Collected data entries
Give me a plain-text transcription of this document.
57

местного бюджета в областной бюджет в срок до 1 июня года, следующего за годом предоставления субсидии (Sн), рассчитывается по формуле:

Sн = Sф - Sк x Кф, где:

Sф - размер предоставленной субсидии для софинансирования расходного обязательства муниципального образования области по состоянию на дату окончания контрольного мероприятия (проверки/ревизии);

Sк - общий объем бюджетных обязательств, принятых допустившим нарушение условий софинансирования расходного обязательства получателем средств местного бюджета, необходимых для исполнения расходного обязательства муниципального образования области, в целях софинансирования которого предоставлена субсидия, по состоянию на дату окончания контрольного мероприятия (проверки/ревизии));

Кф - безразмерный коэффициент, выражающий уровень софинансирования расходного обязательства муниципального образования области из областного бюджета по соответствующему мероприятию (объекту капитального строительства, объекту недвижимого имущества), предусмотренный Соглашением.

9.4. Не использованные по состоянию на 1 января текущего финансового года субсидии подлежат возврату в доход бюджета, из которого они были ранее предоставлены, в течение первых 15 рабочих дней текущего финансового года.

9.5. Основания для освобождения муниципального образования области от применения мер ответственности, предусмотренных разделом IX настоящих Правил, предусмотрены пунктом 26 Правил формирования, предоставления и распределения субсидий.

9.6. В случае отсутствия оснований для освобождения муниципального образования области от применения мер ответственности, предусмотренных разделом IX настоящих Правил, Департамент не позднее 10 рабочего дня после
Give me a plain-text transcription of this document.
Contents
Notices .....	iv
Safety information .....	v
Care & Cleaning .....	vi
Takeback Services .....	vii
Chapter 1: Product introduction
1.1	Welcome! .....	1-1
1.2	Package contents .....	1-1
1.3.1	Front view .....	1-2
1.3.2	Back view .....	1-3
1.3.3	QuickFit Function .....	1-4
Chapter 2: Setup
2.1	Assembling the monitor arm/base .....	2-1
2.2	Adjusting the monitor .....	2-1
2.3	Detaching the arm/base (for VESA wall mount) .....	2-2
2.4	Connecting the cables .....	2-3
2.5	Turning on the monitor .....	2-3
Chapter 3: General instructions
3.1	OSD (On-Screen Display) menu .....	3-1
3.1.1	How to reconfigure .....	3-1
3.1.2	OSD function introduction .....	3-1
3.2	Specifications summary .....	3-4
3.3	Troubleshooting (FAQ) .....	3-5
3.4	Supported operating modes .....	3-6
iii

• [Given request]
Reproduce every record, matching each line exactly.

• [Reply to the task]
Give me a plain-text transcription of this document.
57

местного бюджета в областной бюджет в срок до 1 июня года, следующего за годом предоставления субсидии (Sн), рассчитывается по формуле:

Sн = Sф - Sк x Кф, где:

Sф - размер предоставленной субсидии для софинансирования расходного обязательства муниципального образования области по состоянию на дату окончания контрольного мероприятия (проверки/ревизии);

Sк - общий объем бюджетных обязательств, принятых допустившим нарушение условий софинансирования расходного обязательства получателем средств местного бюджета, необходимых для исполнения расходного обязательства муниципального образования области, в целях софинансирования которого предоставлена субсидия, по состоянию на дату окончания контрольного мероприятия (проверки/ревизии));

Кф - безразмерный коэффициент, выражающий уровень софинансирования расходного обязательства муниципального образования области из областного бюджета по соответствующему мероприятию (объекту капитального строительства, объекту недвижимого имущества), предусмотренный Соглашением.

9.4. Не использованные по состоянию на 1 января текущего финансового года субсидии подлежат возврату в доход бюджета, из которого они были ранее предоставлены, в течение первых 15 рабочих дней текущего финансового года.

9.5. Основания для освобождения муниципального образования области от применения мер ответственности, предусмотренных разделом IX настоящих Правил, предусмотрены пунктом 26 Правил формирования, предоставления и распределения субсидий.

9.6. В случае отсутствия оснований для освобождения муниципального образования области от применения мер ответственности, предусмотренных разделом IX настоящих Правил, Департамент не позднее 10 рабочего дня после
Give me a plain-text transcription of this document.
Contents
Notices .....	iv
Safety information .....	v
Care & Cleaning .....	vi
Takeback Services .....	vii
Chapter 1: Product introduction
1.1	Welcome! .....	1-1
1.2	Package contents .....	1-1
1.3.1	Front view .....	1-2
1.3.2	Back view .....	1-3
1.3.3	QuickFit Function .....	1-4
Chapter 2: Setup
2.1	Assembling the monitor arm/base .....	2-1
2.2	Adjusting the monitor .....	2-1
2.3	Detaching the arm/base (for VESA wall mount) .....	2-2
2.4	Connecting the cables .....	2-3
2.5	Turning on the monitor .....	2-3
Chapter 3: General instructions
3.1	OSD (On-Screen Display) menu .....	3-1
3.1.1	How to reconfigure .....	3-1
3.1.2	OSD function introduction .....	3-1
3.2	Specifications summary .....	3-4
3.3	Troubleshooting (FAQ) .....	3-5
3.4	Supported operating modes .....	3-6
iii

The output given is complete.